Write out the full listing exactly as given, minus the images.

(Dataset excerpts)
★ ★ ★ ★ ★ ★ ★

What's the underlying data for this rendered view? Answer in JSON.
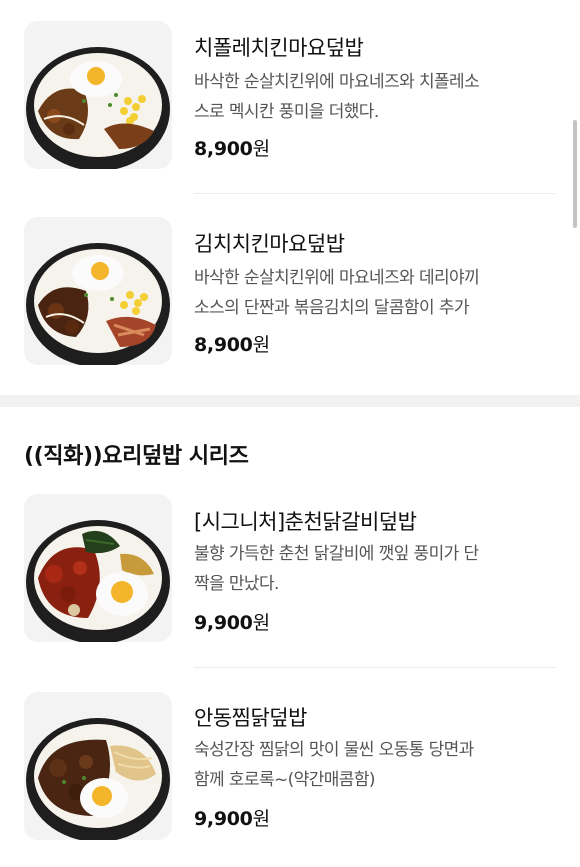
{
  "items_top": [
    {
      "name": "치폴레치킨마요덮밥",
      "desc_line1": "바삭한 순살치킨위에 마요네즈와 치폴레소",
      "desc_line2": "스로 멕시칸 풍미을 더했다.",
      "price": "8,900",
      "currency": "원",
      "image": "chipotle-chicken-mayo-rice-bowl"
    },
    {
      "name": "김치치킨마요덮밥",
      "desc_line1": "바삭한 순살치킨위에 마요네즈와 데리야끼",
      "desc_line2": "소스의 단짠과 볶음김치의 달콤함이 추가",
      "price": "8,900",
      "currency": "원",
      "image": "kimchi-chicken-mayo-rice-bowl"
    }
  ],
  "section_title": "((직화))요리덮밥 시리즈",
  "items_bottom": [
    {
      "name": "[시그니처]춘천닭갈비덮밥",
      "desc_line1": "불향 가득한 춘천 닭갈비에 깻잎 풍미가 단",
      "desc_line2": "짝을 만났다.",
      "price": "9,900",
      "currency": "원",
      "image": "chuncheon-dakgalbi-rice-bowl"
    },
    {
      "name": "안동찜닭덮밥",
      "desc_line1": "숙성간장 찜닭의 맛이 물씬 오동통 당면과",
      "desc_line2": "함께 호로록~(약간매콤함)",
      "price": "9,900",
      "currency": "원",
      "image": "andong-jjimdak-rice-bowl"
    }
  ],
  "colors": {
    "background": "#ffffff",
    "section_separator": "#f2f2f2",
    "text_primary": "#111111",
    "text_secondary": "#555555"
  }
}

★ ★ ★ ★ ★ ★ ★

* [Result of this task]:
What's the underlying data for this rendered view? Answer in JSON.
{
  "items_top": [
    {
      "name": "치폴레치킨마요덮밥",
      "desc_line1": "바삭한 순살치킨위에 마요네즈와 치폴레소",
      "desc_line2": "스로 멕시칸 풍미을 더했다.",
      "price": "8,900",
      "currency": "원",
      "image": "chipotle-chicken-mayo-rice-bowl"
    },
    {
      "name": "김치치킨마요덮밥",
      "desc_line1": "바삭한 순살치킨위에 마요네즈와 데리야끼",
      "desc_line2": "소스의 단짠과 볶음김치의 달콤함이 추가",
      "price": "8,900",
      "currency": "원",
      "image": "kimchi-chicken-mayo-rice-bowl"
    }
  ],
  "section_title": "((직화))요리덮밥 시리즈",
  "items_bottom": [
    {
      "name": "[시그니처]춘천닭갈비덮밥",
      "desc_line1": "불향 가득한 춘천 닭갈비에 깻잎 풍미가 단",
      "desc_line2": "짝을 만났다.",
      "price": "9,900",
      "currency": "원",
      "image": "chuncheon-dakgalbi-rice-bowl"
    },
    {
      "name": "안동찜닭덮밥",
      "desc_line1": "숙성간장 찜닭의 맛이 물씬 오동통 당면과",
      "desc_line2": "함께 호로록~(약간매콤함)",
      "price": "9,900",
      "currency": "원",
      "image": "andong-jjimdak-rice-bowl"
    }
  ],
  "colors": {
    "background": "#ffffff",
    "section_separator": "#f2f2f2",
    "text_primary": "#111111",
    "text_secondary": "#555555"
  }
}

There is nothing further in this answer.